Each record should be returned exactly as it is written.

Top of Data records

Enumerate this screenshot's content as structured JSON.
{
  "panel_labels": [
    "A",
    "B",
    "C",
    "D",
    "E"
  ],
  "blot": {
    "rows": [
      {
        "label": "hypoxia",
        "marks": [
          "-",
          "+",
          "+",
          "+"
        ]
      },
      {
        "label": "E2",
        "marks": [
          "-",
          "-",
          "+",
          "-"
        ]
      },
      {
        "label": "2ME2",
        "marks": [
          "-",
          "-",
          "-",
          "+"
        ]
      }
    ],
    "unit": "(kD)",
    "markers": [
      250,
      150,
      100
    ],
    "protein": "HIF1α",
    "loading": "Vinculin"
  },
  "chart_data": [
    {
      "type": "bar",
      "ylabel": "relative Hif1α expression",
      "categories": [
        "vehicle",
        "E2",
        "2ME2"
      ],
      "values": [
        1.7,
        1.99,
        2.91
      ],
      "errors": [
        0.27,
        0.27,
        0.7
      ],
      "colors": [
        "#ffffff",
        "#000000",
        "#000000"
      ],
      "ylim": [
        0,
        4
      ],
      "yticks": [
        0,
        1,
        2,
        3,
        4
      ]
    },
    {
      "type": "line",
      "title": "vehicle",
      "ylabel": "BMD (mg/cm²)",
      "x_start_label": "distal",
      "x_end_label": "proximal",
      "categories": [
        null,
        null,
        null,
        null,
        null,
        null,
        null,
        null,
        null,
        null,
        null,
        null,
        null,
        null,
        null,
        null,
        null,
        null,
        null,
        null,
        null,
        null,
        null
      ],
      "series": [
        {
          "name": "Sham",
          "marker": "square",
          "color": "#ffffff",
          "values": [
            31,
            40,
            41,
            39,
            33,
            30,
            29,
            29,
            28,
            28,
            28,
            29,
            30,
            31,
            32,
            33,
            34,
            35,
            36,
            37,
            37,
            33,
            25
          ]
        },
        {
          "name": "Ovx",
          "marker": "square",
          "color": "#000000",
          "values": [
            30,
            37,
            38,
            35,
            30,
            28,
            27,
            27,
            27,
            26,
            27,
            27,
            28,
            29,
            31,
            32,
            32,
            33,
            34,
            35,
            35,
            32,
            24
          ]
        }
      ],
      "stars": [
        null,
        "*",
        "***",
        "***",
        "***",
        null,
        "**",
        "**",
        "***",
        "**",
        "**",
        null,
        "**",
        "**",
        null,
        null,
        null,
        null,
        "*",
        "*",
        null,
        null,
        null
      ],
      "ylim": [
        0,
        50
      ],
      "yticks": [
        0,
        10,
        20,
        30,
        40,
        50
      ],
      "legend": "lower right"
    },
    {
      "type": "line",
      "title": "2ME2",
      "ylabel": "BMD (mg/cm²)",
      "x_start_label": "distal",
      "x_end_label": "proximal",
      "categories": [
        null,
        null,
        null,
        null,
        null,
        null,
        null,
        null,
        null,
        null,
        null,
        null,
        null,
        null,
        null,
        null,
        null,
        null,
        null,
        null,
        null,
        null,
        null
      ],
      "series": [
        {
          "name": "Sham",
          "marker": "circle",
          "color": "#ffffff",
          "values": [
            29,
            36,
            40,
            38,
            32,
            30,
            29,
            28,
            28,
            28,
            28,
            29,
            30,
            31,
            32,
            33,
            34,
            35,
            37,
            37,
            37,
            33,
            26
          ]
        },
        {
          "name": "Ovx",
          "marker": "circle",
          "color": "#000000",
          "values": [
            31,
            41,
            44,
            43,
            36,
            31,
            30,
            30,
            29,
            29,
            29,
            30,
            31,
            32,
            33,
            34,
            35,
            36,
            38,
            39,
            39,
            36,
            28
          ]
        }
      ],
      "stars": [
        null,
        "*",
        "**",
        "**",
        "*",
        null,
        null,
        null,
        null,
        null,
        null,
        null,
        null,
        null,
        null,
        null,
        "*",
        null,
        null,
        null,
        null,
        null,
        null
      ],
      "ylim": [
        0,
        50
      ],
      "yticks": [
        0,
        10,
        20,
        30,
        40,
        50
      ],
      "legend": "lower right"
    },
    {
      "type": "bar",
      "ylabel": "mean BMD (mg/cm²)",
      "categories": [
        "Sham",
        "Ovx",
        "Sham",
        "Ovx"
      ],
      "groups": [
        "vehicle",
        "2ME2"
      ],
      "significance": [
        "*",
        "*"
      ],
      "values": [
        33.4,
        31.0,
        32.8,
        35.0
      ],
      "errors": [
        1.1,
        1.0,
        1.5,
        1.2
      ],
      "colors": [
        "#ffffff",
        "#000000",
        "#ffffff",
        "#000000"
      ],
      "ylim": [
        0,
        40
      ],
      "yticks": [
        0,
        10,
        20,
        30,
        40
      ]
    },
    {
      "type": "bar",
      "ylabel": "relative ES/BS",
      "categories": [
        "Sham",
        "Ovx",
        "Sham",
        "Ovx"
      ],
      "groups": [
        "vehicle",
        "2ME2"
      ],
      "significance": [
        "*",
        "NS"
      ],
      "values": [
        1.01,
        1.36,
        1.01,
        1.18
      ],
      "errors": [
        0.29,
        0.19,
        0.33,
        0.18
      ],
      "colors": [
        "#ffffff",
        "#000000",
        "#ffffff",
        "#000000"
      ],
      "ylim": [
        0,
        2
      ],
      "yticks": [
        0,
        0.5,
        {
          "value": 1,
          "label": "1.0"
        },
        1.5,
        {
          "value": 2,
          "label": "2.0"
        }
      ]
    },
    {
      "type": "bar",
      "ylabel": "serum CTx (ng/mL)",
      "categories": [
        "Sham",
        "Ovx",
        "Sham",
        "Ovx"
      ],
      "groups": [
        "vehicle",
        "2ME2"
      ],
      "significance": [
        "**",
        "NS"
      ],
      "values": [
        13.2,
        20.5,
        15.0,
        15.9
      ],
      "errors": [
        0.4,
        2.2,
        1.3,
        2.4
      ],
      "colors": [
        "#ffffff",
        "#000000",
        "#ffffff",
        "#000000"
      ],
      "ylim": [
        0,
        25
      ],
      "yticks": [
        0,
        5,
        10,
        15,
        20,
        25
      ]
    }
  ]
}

Bottom of Data records

— Output of the exercise —
Enumerate this screenshot's content as structured JSON.
{
  "panel_labels": [
    "A",
    "B",
    "C",
    "D",
    "E"
  ],
  "blot": {
    "rows": [
      {
        "label": "hypoxia",
        "marks": [
          "-",
          "+",
          "+",
          "+"
        ]
      },
      {
        "label": "E2",
        "marks": [
          "-",
          "-",
          "+",
          "-"
        ]
      },
      {
        "label": "2ME2",
        "marks": [
          "-",
          "-",
          "-",
          "+"
        ]
      }
    ],
    "unit": "(kD)",
    "markers": [
      250,
      150,
      100
    ],
    "protein": "HIF1α",
    "loading": "Vinculin"
  },
  "chart_data": [
    {
      "type": "bar",
      "ylabel": "relative Hif1α expression",
      "categories": [
        "vehicle",
        "E2",
        "2ME2"
      ],
      "values": [
        1.7,
        1.99,
        2.91
      ],
      "errors": [
        0.27,
        0.27,
        0.7
      ],
      "colors": [
        "#ffffff",
        "#000000",
        "#000000"
      ],
      "ylim": [
        0,
        4
      ],
      "yticks": [
        0,
        1,
        2,
        3,
        4
      ]
    },
    {
      "type": "line",
      "title": "vehicle",
      "ylabel": "BMD (mg/cm²)",
      "x_start_label": "distal",
      "x_end_label": "proximal",
      "categories": [
        null,
        null,
        null,
        null,
        null,
        null,
        null,
        null,
        null,
        null,
        null,
        null,
        null,
        null,
        null,
        null,
        null,
        null,
        null,
        null,
        null,
        null,
        null
      ],
      "series": [
        {
          "name": "Sham",
          "marker": "square",
          "color": "#ffffff",
          "values": [
            31,
            40,
            41,
            39,
            33,
            30,
            29,
            29,
            28,
            28,
            28,
            29,
            30,
            31,
            32,
            33,
            34,
            35,
            36,
            37,
            37,
            33,
            25
          ]
        },
        {
          "name": "Ovx",
          "marker": "square",
          "color": "#000000",
          "values": [
            30,
            37,
            38,
            35,
            30,
            28,
            27,
            27,
            27,
            26,
            27,
            27,
            28,
            29,
            31,
            32,
            32,
            33,
            34,
            35,
            35,
            32,
            24
          ]
        }
      ],
      "stars": [
        null,
        "*",
        "***",
        "***",
        "***",
        null,
        "**",
        "**",
        "***",
        "**",
        "**",
        null,
        "**",
        "**",
        null,
        null,
        null,
        null,
        "*",
        "*",
        null,
        null,
        null
      ],
      "ylim": [
        0,
        50
      ],
      "yticks": [
        0,
        10,
        20,
        30,
        40,
        50
      ],
      "legend": "lower right"
    },
    {
      "type": "line",
      "title": "2ME2",
      "ylabel": "BMD (mg/cm²)",
      "x_start_label": "distal",
      "x_end_label": "proximal",
      "categories": [
        null,
        null,
        null,
        null,
        null,
        null,
        null,
        null,
        null,
        null,
        null,
        null,
        null,
        null,
        null,
        null,
        null,
        null,
        null,
        null,
        null,
        null,
        null
      ],
      "series": [
        {
          "name": "Sham",
          "marker": "circle",
          "color": "#ffffff",
          "values": [
            29,
            36,
            40,
            38,
            32,
            30,
            29,
            28,
            28,
            28,
            28,
            29,
            30,
            31,
            32,
            33,
            34,
            35,
            37,
            37,
            37,
            33,
            26
          ]
        },
        {
          "name": "Ovx",
          "marker": "circle",
          "color": "#000000",
          "values": [
            31,
            41,
            44,
            43,
            36,
            31,
            30,
            30,
            29,
            29,
            29,
            30,
            31,
            32,
            33,
            34,
            35,
            36,
            38,
            39,
            39,
            36,
            28
          ]
        }
      ],
      "stars": [
        null,
        "*",
        "**",
        "**",
        "*",
        null,
        null,
        null,
        null,
        null,
        null,
        null,
        null,
        null,
        null,
        null,
        "*",
        null,
        null,
        null,
        null,
        null,
        null
      ],
      "ylim": [
        0,
        50
      ],
      "yticks": [
        0,
        10,
        20,
        30,
        40,
        50
      ],
      "legend": "lower right"
    },
    {
      "type": "bar",
      "ylabel": "mean BMD (mg/cm²)",
      "categories": [
        "Sham",
        "Ovx",
        "Sham",
        "Ovx"
      ],
      "groups": [
        "vehicle",
        "2ME2"
      ],
      "significance": [
        "*",
        "*"
      ],
      "values": [
        33.4,
        31.0,
        32.8,
        35.0
      ],
      "errors": [
        1.1,
        1.0,
        1.5,
        1.2
      ],
      "colors": [
        "#ffffff",
        "#000000",
        "#ffffff",
        "#000000"
      ],
      "ylim": [
        0,
        40
      ],
      "yticks": [
        0,
        10,
        20,
        30,
        40
      ]
    },
    {
      "type": "bar",
      "ylabel": "relative ES/BS",
      "categories": [
        "Sham",
        "Ovx",
        "Sham",
        "Ovx"
      ],
      "groups": [
        "vehicle",
        "2ME2"
      ],
      "significance": [
        "*",
        "NS"
      ],
      "values": [
        1.01,
        1.36,
        1.01,
        1.18
      ],
      "errors": [
        0.29,
        0.19,
        0.33,
        0.18
      ],
      "colors": [
        "#ffffff",
        "#000000",
        "#ffffff",
        "#000000"
      ],
      "ylim": [
        0,
        2
      ],
      "yticks": [
        0,
        0.5,
        {
          "value": 1,
          "label": "1.0"
        },
        1.5,
        {
          "value": 2,
          "label": "2.0"
        }
      ]
    },
    {
      "type": "bar",
      "ylabel": "serum CTx (ng/mL)",
      "categories": [
        "Sham",
        "Ovx",
        "Sham",
        "Ovx"
      ],
      "groups": [
        "vehicle",
        "2ME2"
      ],
      "significance": [
        "**",
        "NS"
      ],
      "values": [
        13.2,
        20.5,
        15.0,
        15.9
      ],
      "errors": [
        0.4,
        2.2,
        1.3,
        2.4
      ],
      "colors": [
        "#ffffff",
        "#000000",
        "#ffffff",
        "#000000"
      ],
      "ylim": [
        0,
        25
      ],
      "yticks": [
        0,
        5,
        10,
        15,
        20,
        25
      ]
    }
  ]
}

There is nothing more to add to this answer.